> [Task inputs]
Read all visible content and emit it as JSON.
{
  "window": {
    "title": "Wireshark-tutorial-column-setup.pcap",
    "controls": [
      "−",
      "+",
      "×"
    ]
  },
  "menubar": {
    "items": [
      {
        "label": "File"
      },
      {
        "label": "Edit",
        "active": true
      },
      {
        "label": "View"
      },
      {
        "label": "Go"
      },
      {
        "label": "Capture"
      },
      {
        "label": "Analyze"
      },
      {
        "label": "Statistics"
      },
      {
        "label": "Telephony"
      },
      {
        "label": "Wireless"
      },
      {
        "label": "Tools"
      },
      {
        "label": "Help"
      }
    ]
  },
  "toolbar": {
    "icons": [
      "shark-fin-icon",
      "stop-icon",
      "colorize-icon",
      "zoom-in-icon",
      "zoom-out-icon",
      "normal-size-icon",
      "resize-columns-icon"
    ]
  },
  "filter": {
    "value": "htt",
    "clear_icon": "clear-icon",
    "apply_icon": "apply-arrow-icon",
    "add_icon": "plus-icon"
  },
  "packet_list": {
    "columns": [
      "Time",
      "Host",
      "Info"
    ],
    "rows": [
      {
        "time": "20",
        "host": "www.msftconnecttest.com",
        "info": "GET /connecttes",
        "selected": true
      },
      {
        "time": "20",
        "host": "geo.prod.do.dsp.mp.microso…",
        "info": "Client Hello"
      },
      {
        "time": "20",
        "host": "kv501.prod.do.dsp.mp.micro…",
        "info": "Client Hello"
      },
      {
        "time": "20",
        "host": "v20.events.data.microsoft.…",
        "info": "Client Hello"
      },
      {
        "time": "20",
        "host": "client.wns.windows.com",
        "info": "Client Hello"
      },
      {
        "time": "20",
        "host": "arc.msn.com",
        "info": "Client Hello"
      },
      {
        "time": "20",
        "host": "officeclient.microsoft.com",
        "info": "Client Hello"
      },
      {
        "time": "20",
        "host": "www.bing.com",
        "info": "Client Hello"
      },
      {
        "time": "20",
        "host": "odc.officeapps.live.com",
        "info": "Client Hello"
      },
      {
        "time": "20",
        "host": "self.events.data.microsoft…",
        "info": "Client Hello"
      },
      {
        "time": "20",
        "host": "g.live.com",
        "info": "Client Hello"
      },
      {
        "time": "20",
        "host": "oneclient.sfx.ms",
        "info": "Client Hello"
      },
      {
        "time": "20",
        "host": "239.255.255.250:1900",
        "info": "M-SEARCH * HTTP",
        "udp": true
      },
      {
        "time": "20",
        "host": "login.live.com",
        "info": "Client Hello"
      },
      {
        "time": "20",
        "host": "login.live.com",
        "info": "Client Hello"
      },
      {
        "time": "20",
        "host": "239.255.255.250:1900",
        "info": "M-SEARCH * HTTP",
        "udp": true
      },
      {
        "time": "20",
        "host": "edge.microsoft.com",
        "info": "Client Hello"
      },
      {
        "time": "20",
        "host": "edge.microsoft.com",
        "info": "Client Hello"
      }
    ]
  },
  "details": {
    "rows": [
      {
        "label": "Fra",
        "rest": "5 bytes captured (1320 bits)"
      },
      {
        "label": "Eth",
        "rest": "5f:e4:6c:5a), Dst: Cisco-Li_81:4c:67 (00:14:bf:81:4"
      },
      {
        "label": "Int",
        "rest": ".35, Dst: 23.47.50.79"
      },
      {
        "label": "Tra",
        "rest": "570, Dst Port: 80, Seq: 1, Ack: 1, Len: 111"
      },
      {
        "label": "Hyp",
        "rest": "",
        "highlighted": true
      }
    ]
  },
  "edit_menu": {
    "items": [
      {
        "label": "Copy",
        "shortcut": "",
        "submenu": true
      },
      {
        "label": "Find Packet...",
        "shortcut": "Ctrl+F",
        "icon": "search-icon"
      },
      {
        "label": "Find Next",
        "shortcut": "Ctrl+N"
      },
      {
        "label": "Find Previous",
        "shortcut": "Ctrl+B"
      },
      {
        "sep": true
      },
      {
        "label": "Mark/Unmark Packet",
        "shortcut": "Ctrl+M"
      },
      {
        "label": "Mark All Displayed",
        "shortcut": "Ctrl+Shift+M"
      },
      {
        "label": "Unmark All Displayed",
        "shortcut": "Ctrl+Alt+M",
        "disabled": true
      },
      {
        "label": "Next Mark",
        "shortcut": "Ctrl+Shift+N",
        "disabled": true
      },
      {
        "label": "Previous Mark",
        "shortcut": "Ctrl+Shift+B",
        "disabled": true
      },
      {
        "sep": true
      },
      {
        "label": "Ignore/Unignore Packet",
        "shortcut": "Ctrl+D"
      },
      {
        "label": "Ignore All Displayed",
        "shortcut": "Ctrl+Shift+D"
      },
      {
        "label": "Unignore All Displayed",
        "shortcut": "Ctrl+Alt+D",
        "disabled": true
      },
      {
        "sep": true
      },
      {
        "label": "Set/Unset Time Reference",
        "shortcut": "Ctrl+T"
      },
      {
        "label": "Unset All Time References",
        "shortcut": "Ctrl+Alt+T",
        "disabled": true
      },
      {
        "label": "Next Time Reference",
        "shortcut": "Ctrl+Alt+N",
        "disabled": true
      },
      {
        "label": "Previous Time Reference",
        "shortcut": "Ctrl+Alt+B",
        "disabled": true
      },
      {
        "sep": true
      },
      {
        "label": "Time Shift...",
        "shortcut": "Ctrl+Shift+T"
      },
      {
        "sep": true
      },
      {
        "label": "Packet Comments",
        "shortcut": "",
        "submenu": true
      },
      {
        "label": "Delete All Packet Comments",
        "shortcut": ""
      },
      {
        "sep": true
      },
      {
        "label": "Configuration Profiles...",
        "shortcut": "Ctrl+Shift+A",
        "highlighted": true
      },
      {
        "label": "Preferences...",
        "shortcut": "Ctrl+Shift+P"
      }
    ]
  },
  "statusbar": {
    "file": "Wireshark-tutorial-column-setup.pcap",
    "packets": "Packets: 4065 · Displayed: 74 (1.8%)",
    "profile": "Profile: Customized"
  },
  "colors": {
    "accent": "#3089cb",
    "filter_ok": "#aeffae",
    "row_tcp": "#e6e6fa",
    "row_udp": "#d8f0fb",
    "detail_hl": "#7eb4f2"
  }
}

> [Problem statement]
Nothing in the data may differ; print all of it exactly as written.

> [Answer for this exercise]
Read all visible content and emit it as JSON.
{
  "window": {
    "title": "Wireshark-tutorial-column-setup.pcap",
    "controls": [
      "−",
      "+",
      "×"
    ]
  },
  "menubar": {
    "items": [
      {
        "label": "File"
      },
      {
        "label": "Edit",
        "active": true
      },
      {
        "label": "View"
      },
      {
        "label": "Go"
      },
      {
        "label": "Capture"
      },
      {
        "label": "Analyze"
      },
      {
        "label": "Statistics"
      },
      {
        "label": "Telephony"
      },
      {
        "label": "Wireless"
      },
      {
        "label": "Tools"
      },
      {
        "label": "Help"
      }
    ]
  },
  "toolbar": {
    "icons": [
      "shark-fin-icon",
      "stop-icon",
      "colorize-icon",
      "zoom-in-icon",
      "zoom-out-icon",
      "normal-size-icon",
      "resize-columns-icon"
    ]
  },
  "filter": {
    "value": "htt",
    "clear_icon": "clear-icon",
    "apply_icon": "apply-arrow-icon",
    "add_icon": "plus-icon"
  },
  "packet_list": {
    "columns": [
      "Time",
      "Host",
      "Info"
    ],
    "rows": [
      {
        "time": "20",
        "host": "www.msftconnecttest.com",
        "info": "GET /connecttes",
        "selected": true
      },
      {
        "time": "20",
        "host": "geo.prod.do.dsp.mp.microso…",
        "info": "Client Hello"
      },
      {
        "time": "20",
        "host": "kv501.prod.do.dsp.mp.micro…",
        "info": "Client Hello"
      },
      {
        "time": "20",
        "host": "v20.events.data.microsoft.…",
        "info": "Client Hello"
      },
      {
        "time": "20",
        "host": "client.wns.windows.com",
        "info": "Client Hello"
      },
      {
        "time": "20",
        "host": "arc.msn.com",
        "info": "Client Hello"
      },
      {
        "time": "20",
        "host": "officeclient.microsoft.com",
        "info": "Client Hello"
      },
      {
        "time": "20",
        "host": "www.bing.com",
        "info": "Client Hello"
      },
      {
        "time": "20",
        "host": "odc.officeapps.live.com",
        "info": "Client Hello"
      },
      {
        "time": "20",
        "host": "self.events.data.microsoft…",
        "info": "Client Hello"
      },
      {
        "time": "20",
        "host": "g.live.com",
        "info": "Client Hello"
      },
      {
        "time": "20",
        "host": "oneclient.sfx.ms",
        "info": "Client Hello"
      },
      {
        "time": "20",
        "host": "239.255.255.250:1900",
        "info": "M-SEARCH * HTTP",
        "udp": true
      },
      {
        "time": "20",
        "host": "login.live.com",
        "info": "Client Hello"
      },
      {
        "time": "20",
        "host": "login.live.com",
        "info": "Client Hello"
      },
      {
        "time": "20",
        "host": "239.255.255.250:1900",
        "info": "M-SEARCH * HTTP",
        "udp": true
      },
      {
        "time": "20",
        "host": "edge.microsoft.com",
        "info": "Client Hello"
      },
      {
        "time": "20",
        "host": "edge.microsoft.com",
        "info": "Client Hello"
      }
    ]
  },
  "details": {
    "rows": [
      {
        "label": "Fra",
        "rest": "5 bytes captured (1320 bits)"
      },
      {
        "label": "Eth",
        "rest": "5f:e4:6c:5a), Dst: Cisco-Li_81:4c:67 (00:14:bf:81:4"
      },
      {
        "label": "Int",
        "rest": ".35, Dst: 23.47.50.79"
      },
      {
        "label": "Tra",
        "rest": "570, Dst Port: 80, Seq: 1, Ack: 1, Len: 111"
      },
      {
        "label": "Hyp",
        "rest": "",
        "highlighted": true
      }
    ]
  },
  "edit_menu": {
    "items": [
      {
        "label": "Copy",
        "shortcut": "",
        "submenu": true
      },
      {
        "label": "Find Packet...",
        "shortcut": "Ctrl+F",
        "icon": "search-icon"
      },
      {
        "label": "Find Next",
        "shortcut": "Ctrl+N"
      },
      {
        "label": "Find Previous",
        "shortcut": "Ctrl+B"
      },
      {
        "sep": true
      },
      {
        "label": "Mark/Unmark Packet",
        "shortcut": "Ctrl+M"
      },
      {
        "label": "Mark All Displayed",
        "shortcut": "Ctrl+Shift+M"
      },
      {
        "label": "Unmark All Displayed",
        "shortcut": "Ctrl+Alt+M",
        "disabled": true
      },
      {
        "label": "Next Mark",
        "shortcut": "Ctrl+Shift+N",
        "disabled": true
      },
      {
        "label": "Previous Mark",
        "shortcut": "Ctrl+Shift+B",
        "disabled": true
      },
      {
        "sep": true
      },
      {
        "label": "Ignore/Unignore Packet",
        "shortcut": "Ctrl+D"
      },
      {
        "label": "Ignore All Displayed",
        "shortcut": "Ctrl+Shift+D"
      },
      {
        "label": "Unignore All Displayed",
        "shortcut": "Ctrl+Alt+D",
        "disabled": true
      },
      {
        "sep": true
      },
      {
        "label": "Set/Unset Time Reference",
        "shortcut": "Ctrl+T"
      },
      {
        "label": "Unset All Time References",
        "shortcut": "Ctrl+Alt+T",
        "disabled": true
      },
      {
        "label": "Next Time Reference",
        "shortcut": "Ctrl+Alt+N",
        "disabled": true
      },
      {
        "label": "Previous Time Reference",
        "shortcut": "Ctrl+Alt+B",
        "disabled": true
      },
      {
        "sep": true
      },
      {
        "label": "Time Shift...",
        "shortcut": "Ctrl+Shift+T"
      },
      {
        "sep": true
      },
      {
        "label": "Packet Comments",
        "shortcut": "",
        "submenu": true
      },
      {
        "label": "Delete All Packet Comments",
        "shortcut": ""
      },
      {
        "sep": true
      },
      {
        "label": "Configuration Profiles...",
        "shortcut": "Ctrl+Shift+A",
        "highlighted": true
      },
      {
        "label": "Preferences...",
        "shortcut": "Ctrl+Shift+P"
      }
    ]
  },
  "statusbar": {
    "file": "Wireshark-tutorial-column-setup.pcap",
    "packets": "Packets: 4065 · Displayed: 74 (1.8%)",
    "profile": "Profile: Customized"
  },
  "colors": {
    "accent": "#3089cb",
    "filter_ok": "#aeffae",
    "row_tcp": "#e6e6fa",
    "row_udp": "#d8f0fb",
    "detail_hl": "#7eb4f2"
  }
}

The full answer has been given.